• [Stated goal]
Gather up all lines that carry the word "доход".

>> start

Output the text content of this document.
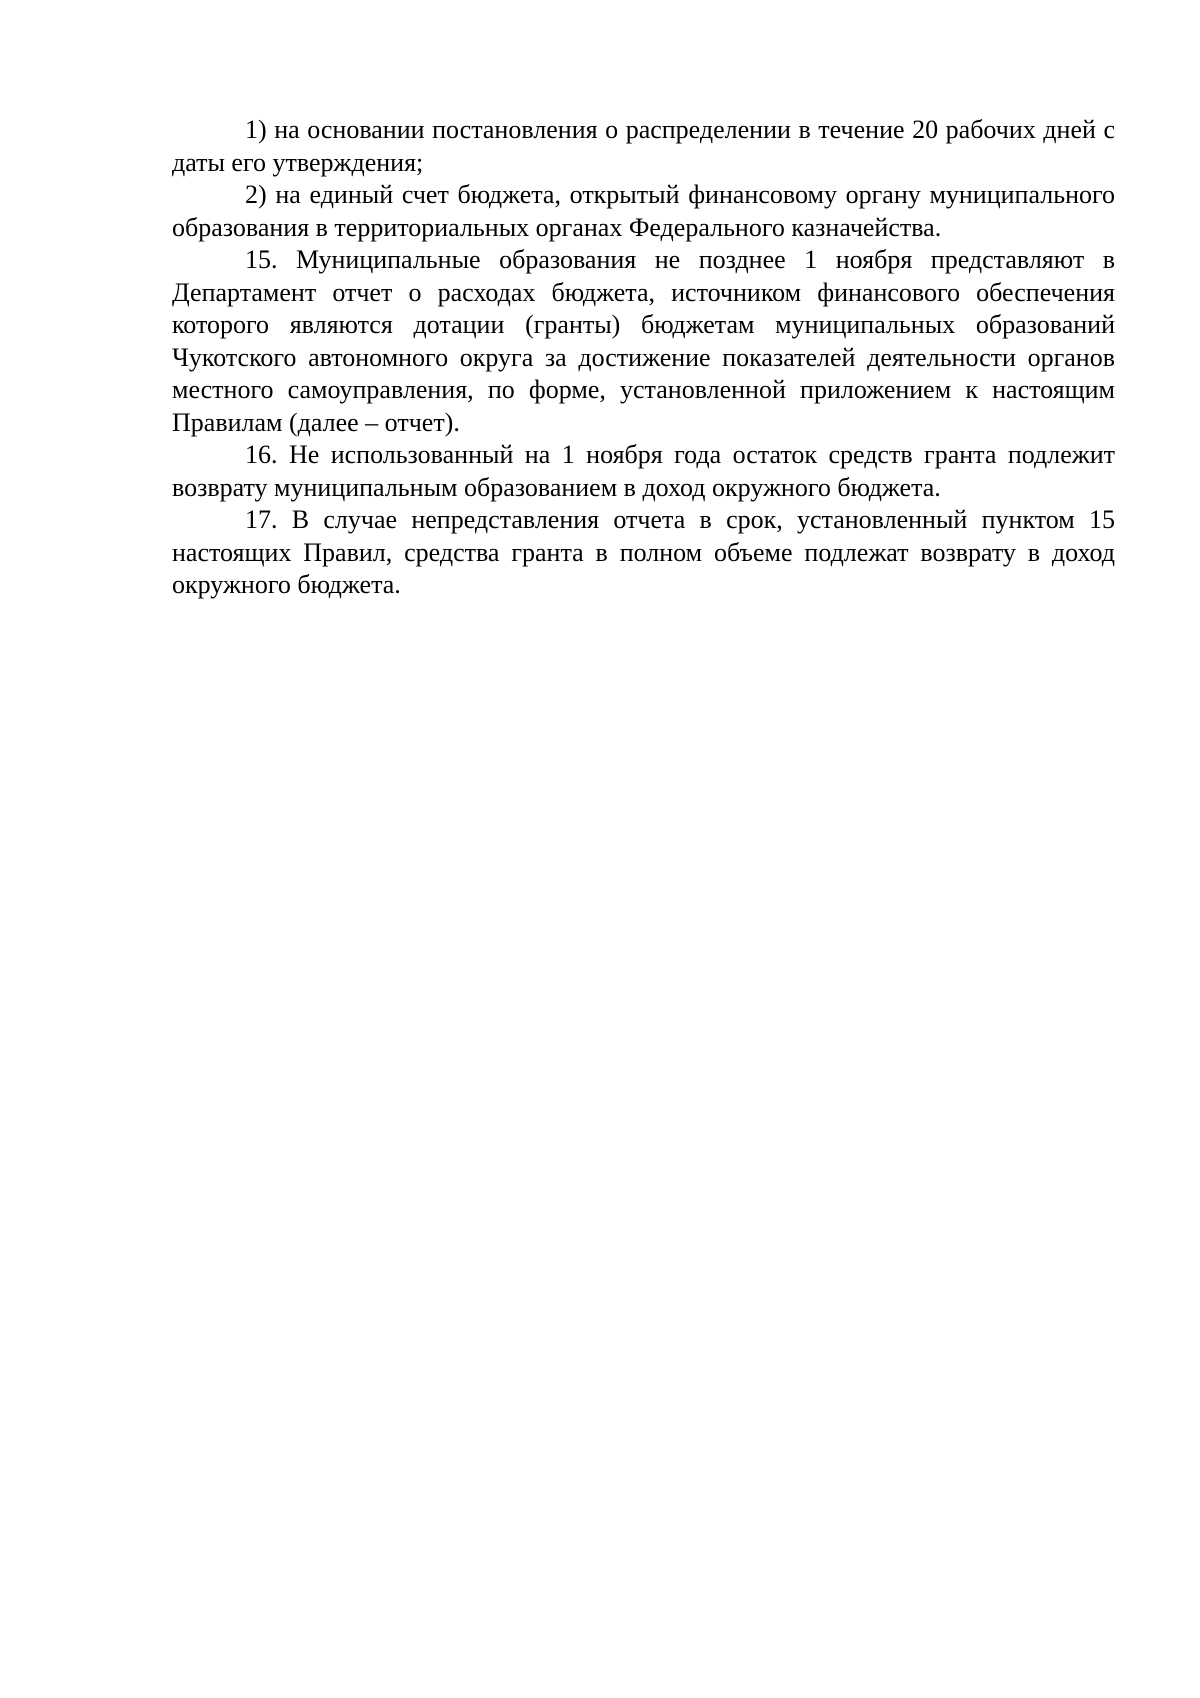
1) на основании постановления о распределении в течение 20 рабочих дней с даты его утверждения;

2) на единый счет бюджета, открытый финансовому органу муниципального образования в территориальных органах Федерального казначейства.

15. Муниципальные образования не позднее 1 ноября представляют в Департамент отчет о расходах бюджета, источником финансового обеспечения которого являются дотации (гранты) бюджетам муниципальных образований Чукотского автономного округа за достижение показателей деятельности органов местного самоуправления, по форме, установленной приложением к настоящим Правилам (далее – отчет).

16. Не использованный на 1 ноября года остаток средств гранта подлежит возврату муниципальным образованием в доход окружного бюджета.

17. В случае непредставления отчета в срок, установленный пунктом 15 настоящих Правил, средства гранта в полном объеме подлежат возврату в доход окружного бюджета.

>> end

• [Answer to this exercise]
16. Не использованный на 1 ноября года остаток средств гранта подлежит возврату муниципальным образованием в доход окружного бюджета.
17. В случае непредставления отчета в срок, установленный пунктом 15 настоящих Правил, средства гранта в полном объеме подлежат возврату в доход окружного бюджета.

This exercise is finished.